◆ Short exercise ◆
Transcribe the post about importing a Python file into Spark word for word, starting at "I even tried" and ending at "to call Test.func())".

◆ Passage to read ◆
──────────────────────────────
12

My goal is to import a custom .py file into my spark application and call some of the functions included inside that file

Here is what I tried:

I have a test file called Test.py which looks as follows:

def func():
    print "Import is working"

Inside my Spark application I do the following (as described in the docs):

sc = SparkContext(conf=conf, pyFiles=['/[AbsolutePathTo]/Test.py'])

I also tried this instead (after the Spark context is created):

sc.addFile("/[AbsolutePathTo]/Test.py")

I even tried the following when submitting my spark application:

./bin/spark-submit --packages com.datastax.spark:spark-cassandra-connector_2.10:1.5.0-M2 --py-files /[AbsolutePath]/Test.py ../Main/Code/app.py

However, I always get a name error:

NameError: name 'func' is not defined

when I am calling func() inside my app.py. (same error with 'Test' if I try to call Test.func())

Finally, al also tried importing the file inside the pyspark shell with the same command as above:

sc.addFile("/[AbsolutePathTo]/Test.py")
──────────────────────────────
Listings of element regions
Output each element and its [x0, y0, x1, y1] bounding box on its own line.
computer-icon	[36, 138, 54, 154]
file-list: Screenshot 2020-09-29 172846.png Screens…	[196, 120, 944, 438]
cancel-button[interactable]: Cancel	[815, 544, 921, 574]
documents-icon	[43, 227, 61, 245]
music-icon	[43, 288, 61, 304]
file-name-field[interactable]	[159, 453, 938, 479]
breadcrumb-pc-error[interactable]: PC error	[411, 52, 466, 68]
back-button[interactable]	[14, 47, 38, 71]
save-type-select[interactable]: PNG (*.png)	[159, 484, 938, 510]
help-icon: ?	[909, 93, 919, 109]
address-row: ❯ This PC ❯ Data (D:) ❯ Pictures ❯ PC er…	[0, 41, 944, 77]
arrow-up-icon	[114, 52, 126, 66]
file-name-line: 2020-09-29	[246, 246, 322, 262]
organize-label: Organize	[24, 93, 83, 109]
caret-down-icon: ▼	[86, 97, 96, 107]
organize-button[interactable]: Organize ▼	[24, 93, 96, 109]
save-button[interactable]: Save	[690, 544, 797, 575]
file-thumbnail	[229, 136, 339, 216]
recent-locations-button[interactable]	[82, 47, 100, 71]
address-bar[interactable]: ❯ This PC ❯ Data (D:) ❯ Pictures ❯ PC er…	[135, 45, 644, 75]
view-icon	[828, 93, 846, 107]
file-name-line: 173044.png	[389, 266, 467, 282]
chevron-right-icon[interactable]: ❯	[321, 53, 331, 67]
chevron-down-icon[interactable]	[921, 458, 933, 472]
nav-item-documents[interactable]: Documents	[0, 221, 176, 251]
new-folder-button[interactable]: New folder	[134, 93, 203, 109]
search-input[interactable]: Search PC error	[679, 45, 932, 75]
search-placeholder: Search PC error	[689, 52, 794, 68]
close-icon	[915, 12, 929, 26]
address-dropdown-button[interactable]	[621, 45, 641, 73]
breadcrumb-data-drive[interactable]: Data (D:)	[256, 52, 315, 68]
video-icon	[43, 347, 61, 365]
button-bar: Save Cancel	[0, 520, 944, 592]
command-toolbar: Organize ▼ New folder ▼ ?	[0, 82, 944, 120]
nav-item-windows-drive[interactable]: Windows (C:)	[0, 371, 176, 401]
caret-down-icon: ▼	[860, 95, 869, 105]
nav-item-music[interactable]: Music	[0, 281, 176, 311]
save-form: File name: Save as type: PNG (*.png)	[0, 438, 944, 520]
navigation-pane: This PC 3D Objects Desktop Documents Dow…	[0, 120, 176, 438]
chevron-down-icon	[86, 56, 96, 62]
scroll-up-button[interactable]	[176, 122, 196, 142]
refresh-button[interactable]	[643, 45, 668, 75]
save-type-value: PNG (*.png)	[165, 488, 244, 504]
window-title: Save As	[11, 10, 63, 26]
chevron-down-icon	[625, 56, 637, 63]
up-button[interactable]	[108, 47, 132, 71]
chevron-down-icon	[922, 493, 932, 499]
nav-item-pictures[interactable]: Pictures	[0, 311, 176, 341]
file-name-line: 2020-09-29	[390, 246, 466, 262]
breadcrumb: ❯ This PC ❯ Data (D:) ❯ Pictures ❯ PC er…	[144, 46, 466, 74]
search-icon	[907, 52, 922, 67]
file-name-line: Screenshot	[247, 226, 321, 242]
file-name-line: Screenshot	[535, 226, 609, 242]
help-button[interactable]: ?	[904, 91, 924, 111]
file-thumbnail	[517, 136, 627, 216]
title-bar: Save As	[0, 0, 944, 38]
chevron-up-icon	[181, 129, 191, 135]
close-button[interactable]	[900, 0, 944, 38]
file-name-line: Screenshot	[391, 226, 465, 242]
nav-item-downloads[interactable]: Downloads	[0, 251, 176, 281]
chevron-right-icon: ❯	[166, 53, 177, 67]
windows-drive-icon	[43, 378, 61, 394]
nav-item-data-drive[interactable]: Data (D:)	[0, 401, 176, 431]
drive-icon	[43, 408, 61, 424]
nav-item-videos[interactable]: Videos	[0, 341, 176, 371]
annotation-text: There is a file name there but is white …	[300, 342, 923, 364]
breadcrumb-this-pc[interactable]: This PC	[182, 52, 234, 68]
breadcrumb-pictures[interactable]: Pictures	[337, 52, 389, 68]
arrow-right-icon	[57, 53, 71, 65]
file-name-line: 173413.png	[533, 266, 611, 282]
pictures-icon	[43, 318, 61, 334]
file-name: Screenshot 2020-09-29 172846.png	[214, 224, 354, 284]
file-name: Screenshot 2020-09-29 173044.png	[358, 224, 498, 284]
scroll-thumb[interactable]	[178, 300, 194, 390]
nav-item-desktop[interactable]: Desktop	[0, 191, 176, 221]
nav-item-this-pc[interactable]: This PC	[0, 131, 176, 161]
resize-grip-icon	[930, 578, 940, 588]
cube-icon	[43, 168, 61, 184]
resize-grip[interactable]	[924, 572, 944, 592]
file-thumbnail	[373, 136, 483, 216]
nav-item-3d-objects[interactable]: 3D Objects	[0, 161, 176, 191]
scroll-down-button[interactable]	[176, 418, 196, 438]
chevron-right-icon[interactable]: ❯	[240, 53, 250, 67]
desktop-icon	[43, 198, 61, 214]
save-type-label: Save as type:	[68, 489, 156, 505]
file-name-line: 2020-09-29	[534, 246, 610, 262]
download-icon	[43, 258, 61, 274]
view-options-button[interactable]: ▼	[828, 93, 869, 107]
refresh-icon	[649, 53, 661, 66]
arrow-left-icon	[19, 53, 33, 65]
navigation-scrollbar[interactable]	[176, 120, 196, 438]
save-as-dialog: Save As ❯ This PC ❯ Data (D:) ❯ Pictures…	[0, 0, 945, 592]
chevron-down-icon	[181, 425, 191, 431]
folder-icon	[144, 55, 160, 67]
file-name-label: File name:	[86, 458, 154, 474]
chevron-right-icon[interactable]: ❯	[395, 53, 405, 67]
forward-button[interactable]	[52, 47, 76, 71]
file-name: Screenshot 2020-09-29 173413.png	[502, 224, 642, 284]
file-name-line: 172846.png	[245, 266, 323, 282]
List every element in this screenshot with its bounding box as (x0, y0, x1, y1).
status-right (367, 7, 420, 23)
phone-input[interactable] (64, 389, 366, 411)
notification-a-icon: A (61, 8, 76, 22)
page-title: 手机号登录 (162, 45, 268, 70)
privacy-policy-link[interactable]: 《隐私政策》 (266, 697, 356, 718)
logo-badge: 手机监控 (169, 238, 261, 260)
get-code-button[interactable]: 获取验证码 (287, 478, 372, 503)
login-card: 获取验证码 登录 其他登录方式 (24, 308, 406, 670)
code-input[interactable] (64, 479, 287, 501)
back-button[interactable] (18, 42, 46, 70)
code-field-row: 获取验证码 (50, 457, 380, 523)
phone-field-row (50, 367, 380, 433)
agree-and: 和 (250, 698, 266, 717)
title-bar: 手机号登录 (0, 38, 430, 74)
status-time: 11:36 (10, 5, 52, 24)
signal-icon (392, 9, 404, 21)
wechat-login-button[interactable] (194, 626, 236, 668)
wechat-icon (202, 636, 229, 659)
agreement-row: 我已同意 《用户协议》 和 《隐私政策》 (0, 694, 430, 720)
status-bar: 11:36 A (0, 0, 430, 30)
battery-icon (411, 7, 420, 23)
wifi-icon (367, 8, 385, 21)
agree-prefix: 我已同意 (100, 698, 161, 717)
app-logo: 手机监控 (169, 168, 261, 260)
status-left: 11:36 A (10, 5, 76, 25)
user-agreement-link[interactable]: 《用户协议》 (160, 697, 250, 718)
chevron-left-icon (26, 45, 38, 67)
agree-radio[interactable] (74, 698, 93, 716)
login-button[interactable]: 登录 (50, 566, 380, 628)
──────────────────────────────
◆ Output for this exercise ◆
I even tried the following when submitting my spark application:

./bin/spark-submit --packages com.datastax.spark:spark-cassandra-connector_2.10:1.5.0-M2 --py-files /[AbsolutePath]/Test.py ../Main/Code/app.py

However, I always get a name error:

NameError: name 'func' is not defined

when I am calling func() inside my app.py. (same error with 'Test' if I try to call Test.func())